__AIM OF THE TASK__: Repeat each line exactly, leaving nothing out.

__PROVIDED DATA__:
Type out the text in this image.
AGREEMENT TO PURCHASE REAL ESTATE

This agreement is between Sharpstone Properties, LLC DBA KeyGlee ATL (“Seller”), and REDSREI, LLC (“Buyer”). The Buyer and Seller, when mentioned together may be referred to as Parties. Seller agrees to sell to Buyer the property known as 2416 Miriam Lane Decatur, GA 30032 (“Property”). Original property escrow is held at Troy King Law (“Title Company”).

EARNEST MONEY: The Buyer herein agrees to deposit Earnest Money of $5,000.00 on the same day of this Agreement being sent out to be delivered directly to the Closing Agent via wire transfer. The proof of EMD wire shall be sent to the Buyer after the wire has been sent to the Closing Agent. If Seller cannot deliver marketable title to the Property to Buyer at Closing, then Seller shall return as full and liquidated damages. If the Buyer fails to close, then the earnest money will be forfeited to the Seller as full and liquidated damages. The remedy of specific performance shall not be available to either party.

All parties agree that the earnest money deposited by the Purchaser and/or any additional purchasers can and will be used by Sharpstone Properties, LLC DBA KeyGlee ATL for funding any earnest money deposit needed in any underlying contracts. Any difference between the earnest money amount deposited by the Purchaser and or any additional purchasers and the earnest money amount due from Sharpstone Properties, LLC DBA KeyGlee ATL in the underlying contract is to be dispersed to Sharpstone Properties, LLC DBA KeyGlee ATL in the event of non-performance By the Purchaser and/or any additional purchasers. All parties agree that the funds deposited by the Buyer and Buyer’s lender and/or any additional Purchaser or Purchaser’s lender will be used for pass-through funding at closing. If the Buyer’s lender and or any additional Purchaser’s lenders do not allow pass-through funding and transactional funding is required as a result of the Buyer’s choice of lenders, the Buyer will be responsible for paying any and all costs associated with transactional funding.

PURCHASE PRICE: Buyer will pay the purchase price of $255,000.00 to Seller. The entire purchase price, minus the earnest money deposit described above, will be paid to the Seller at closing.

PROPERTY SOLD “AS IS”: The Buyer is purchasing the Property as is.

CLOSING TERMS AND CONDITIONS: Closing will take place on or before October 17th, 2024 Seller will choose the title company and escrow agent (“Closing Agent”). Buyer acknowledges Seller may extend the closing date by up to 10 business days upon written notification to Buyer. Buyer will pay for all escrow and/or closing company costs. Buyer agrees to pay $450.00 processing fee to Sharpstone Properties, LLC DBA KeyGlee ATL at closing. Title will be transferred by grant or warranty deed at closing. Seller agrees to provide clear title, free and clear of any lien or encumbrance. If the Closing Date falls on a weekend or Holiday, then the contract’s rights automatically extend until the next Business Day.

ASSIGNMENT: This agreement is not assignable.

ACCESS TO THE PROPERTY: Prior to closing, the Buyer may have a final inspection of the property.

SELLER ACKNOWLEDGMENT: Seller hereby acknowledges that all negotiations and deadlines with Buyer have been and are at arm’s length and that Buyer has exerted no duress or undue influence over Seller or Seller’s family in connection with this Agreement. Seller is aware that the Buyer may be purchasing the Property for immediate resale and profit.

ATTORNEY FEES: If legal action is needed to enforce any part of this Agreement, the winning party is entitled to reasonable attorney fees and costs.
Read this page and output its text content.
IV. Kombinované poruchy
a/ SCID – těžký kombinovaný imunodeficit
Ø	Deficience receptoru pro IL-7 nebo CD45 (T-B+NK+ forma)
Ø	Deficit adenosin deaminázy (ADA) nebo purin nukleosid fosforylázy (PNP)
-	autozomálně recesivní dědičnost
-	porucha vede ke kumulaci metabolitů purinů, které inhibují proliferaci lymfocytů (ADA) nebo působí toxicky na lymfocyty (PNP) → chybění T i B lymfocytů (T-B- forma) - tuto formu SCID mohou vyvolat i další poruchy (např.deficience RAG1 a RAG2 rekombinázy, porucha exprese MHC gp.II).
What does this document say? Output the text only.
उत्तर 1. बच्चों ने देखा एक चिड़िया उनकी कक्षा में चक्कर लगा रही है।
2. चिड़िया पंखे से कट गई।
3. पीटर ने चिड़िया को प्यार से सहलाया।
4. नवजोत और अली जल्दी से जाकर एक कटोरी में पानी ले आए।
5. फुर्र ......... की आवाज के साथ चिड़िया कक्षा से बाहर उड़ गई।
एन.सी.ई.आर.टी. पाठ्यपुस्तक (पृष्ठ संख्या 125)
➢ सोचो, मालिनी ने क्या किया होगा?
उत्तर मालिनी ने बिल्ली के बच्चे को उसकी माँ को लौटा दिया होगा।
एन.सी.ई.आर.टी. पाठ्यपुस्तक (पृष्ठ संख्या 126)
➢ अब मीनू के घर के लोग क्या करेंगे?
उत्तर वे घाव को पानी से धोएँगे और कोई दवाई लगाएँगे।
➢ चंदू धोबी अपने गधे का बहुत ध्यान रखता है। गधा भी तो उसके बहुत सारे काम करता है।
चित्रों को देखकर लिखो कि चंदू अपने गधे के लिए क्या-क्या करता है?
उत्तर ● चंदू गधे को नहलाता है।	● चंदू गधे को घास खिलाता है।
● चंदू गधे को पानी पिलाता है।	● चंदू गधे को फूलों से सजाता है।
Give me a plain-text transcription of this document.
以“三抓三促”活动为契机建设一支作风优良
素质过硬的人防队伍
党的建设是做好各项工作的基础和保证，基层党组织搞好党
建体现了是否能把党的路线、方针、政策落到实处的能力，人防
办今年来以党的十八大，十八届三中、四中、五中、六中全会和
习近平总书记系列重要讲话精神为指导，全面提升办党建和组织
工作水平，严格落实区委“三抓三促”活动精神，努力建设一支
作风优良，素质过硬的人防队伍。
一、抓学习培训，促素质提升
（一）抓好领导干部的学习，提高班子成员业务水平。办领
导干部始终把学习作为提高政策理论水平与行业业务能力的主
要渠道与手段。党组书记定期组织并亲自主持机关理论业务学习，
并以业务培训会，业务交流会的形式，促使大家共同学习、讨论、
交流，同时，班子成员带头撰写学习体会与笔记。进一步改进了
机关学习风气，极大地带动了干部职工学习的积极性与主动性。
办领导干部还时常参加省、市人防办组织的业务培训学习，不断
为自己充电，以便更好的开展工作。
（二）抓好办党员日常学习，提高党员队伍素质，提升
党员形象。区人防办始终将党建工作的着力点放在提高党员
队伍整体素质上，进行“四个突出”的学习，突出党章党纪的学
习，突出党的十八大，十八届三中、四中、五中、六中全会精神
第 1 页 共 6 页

__FINISHED EXERCISE__:
Type out the text in this image.
AGREEMENT TO PURCHASE REAL ESTATE

This agreement is between Sharpstone Properties, LLC DBA KeyGlee ATL (“Seller”), and REDSREI, LLC (“Buyer”). The Buyer and Seller, when mentioned together may be referred to as Parties. Seller agrees to sell to Buyer the property known as 2416 Miriam Lane Decatur, GA 30032 (“Property”). Original property escrow is held at Troy King Law (“Title Company”).

EARNEST MONEY: The Buyer herein agrees to deposit Earnest Money of $5,000.00 on the same day of this Agreement being sent out to be delivered directly to the Closing Agent via wire transfer. The proof of EMD wire shall be sent to the Buyer after the wire has been sent to the Closing Agent. If Seller cannot deliver marketable title to the Property to Buyer at Closing, then Seller shall return as full and liquidated damages. If the Buyer fails to close, then the earnest money will be forfeited to the Seller as full and liquidated damages. The remedy of specific performance shall not be available to either party.

All parties agree that the earnest money deposited by the Purchaser and/or any additional purchasers can and will be used by Sharpstone Properties, LLC DBA KeyGlee ATL for funding any earnest money deposit needed in any underlying contracts. Any difference between the earnest money amount deposited by the Purchaser and or any additional purchasers and the earnest money amount due from Sharpstone Properties, LLC DBA KeyGlee ATL in the underlying contract is to be dispersed to Sharpstone Properties, LLC DBA KeyGlee ATL in the event of non-performance By the Purchaser and/or any additional purchasers. All parties agree that the funds deposited by the Buyer and Buyer’s lender and/or any additional Purchaser or Purchaser’s lender will be used for pass-through funding at closing. If the Buyer’s lender and or any additional Purchaser’s lenders do not allow pass-through funding and transactional funding is required as a result of the Buyer’s choice of lenders, the Buyer will be responsible for paying any and all costs associated with transactional funding.

PURCHASE PRICE: Buyer will pay the purchase price of $255,000.00 to Seller. The entire purchase price, minus the earnest money deposit described above, will be paid to the Seller at closing.

PROPERTY SOLD “AS IS”: The Buyer is purchasing the Property as is.

CLOSING TERMS AND CONDITIONS: Closing will take place on or before October 17th, 2024 Seller will choose the title company and escrow agent (“Closing Agent”). Buyer acknowledges Seller may extend the closing date by up to 10 business days upon written notification to Buyer. Buyer will pay for all escrow and/or closing company costs. Buyer agrees to pay $450.00 processing fee to Sharpstone Properties, LLC DBA KeyGlee ATL at closing. Title will be transferred by grant or warranty deed at closing. Seller agrees to provide clear title, free and clear of any lien or encumbrance. If the Closing Date falls on a weekend or Holiday, then the contract’s rights automatically extend until the next Business Day.

ASSIGNMENT: This agreement is not assignable.

ACCESS TO THE PROPERTY: Prior to closing, the Buyer may have a final inspection of the property.

SELLER ACKNOWLEDGMENT: Seller hereby acknowledges that all negotiations and deadlines with Buyer have been and are at arm’s length and that Buyer has exerted no duress or undue influence over Seller or Seller’s family in connection with this Agreement. Seller is aware that the Buyer may be purchasing the Property for immediate resale and profit.

ATTORNEY FEES: If legal action is needed to enforce any part of this Agreement, the winning party is entitled to reasonable attorney fees and costs.
Read this page and output its text content.
IV. Kombinované poruchy
a/ SCID – těžký kombinovaný imunodeficit
Ø	Deficience receptoru pro IL-7 nebo CD45 (T-B+NK+ forma)
Ø	Deficit adenosin deaminázy (ADA) nebo purin nukleosid fosforylázy (PNP)
-	autozomálně recesivní dědičnost
-	porucha vede ke kumulaci metabolitů purinů, které inhibují proliferaci lymfocytů (ADA) nebo působí toxicky na lymfocyty (PNP) → chybění T i B lymfocytů (T-B- forma) - tuto formu SCID mohou vyvolat i další poruchy (např.deficience RAG1 a RAG2 rekombinázy, porucha exprese MHC gp.II).
What does this document say? Output the text only.
उत्तर 1. बच्चों ने देखा एक चिड़िया उनकी कक्षा में चक्कर लगा रही है।
2. चिड़िया पंखे से कट गई।
3. पीटर ने चिड़िया को प्यार से सहलाया।
4. नवजोत और अली जल्दी से जाकर एक कटोरी में पानी ले आए।
5. फुर्र ......... की आवाज के साथ चिड़िया कक्षा से बाहर उड़ गई।
एन.सी.ई.आर.टी. पाठ्यपुस्तक (पृष्ठ संख्या 125)
➢ सोचो, मालिनी ने क्या किया होगा?
उत्तर मालिनी ने बिल्ली के बच्चे को उसकी माँ को लौटा दिया होगा।
एन.सी.ई.आर.टी. पाठ्यपुस्तक (पृष्ठ संख्या 126)
➢ अब मीनू के घर के लोग क्या करेंगे?
उत्तर वे घाव को पानी से धोएँगे और कोई दवाई लगाएँगे।
➢ चंदू धोबी अपने गधे का बहुत ध्यान रखता है। गधा भी तो उसके बहुत सारे काम करता है।
चित्रों को देखकर लिखो कि चंदू अपने गधे के लिए क्या-क्या करता है?
उत्तर ● चंदू गधे को नहलाता है।	● चंदू गधे को घास खिलाता है।
● चंदू गधे को पानी पिलाता है।	● चंदू गधे को फूलों से सजाता है।
Give me a plain-text transcription of this document.
以“三抓三促”活动为契机建设一支作风优良
素质过硬的人防队伍
党的建设是做好各项工作的基础和保证，基层党组织搞好党
建体现了是否能把党的路线、方针、政策落到实处的能力，人防
办今年来以党的十八大，十八届三中、四中、五中、六中全会和
习近平总书记系列重要讲话精神为指导，全面提升办党建和组织
工作水平，严格落实区委“三抓三促”活动精神，努力建设一支
作风优良，素质过硬的人防队伍。
一、抓学习培训，促素质提升
（一）抓好领导干部的学习，提高班子成员业务水平。办领
导干部始终把学习作为提高政策理论水平与行业业务能力的主
要渠道与手段。党组书记定期组织并亲自主持机关理论业务学习，
并以业务培训会，业务交流会的形式，促使大家共同学习、讨论、
交流，同时，班子成员带头撰写学习体会与笔记。进一步改进了
机关学习风气，极大地带动了干部职工学习的积极性与主动性。
办领导干部还时常参加省、市人防办组织的业务培训学习，不断
为自己充电，以便更好的开展工作。
（二）抓好办党员日常学习，提高党员队伍素质，提升
党员形象。区人防办始终将党建工作的着力点放在提高党员
队伍整体素质上，进行“四个突出”的学习，突出党章党纪的学
习，突出党的十八大，十八届三中、四中、五中、六中全会精神
第 1 页 共 6 页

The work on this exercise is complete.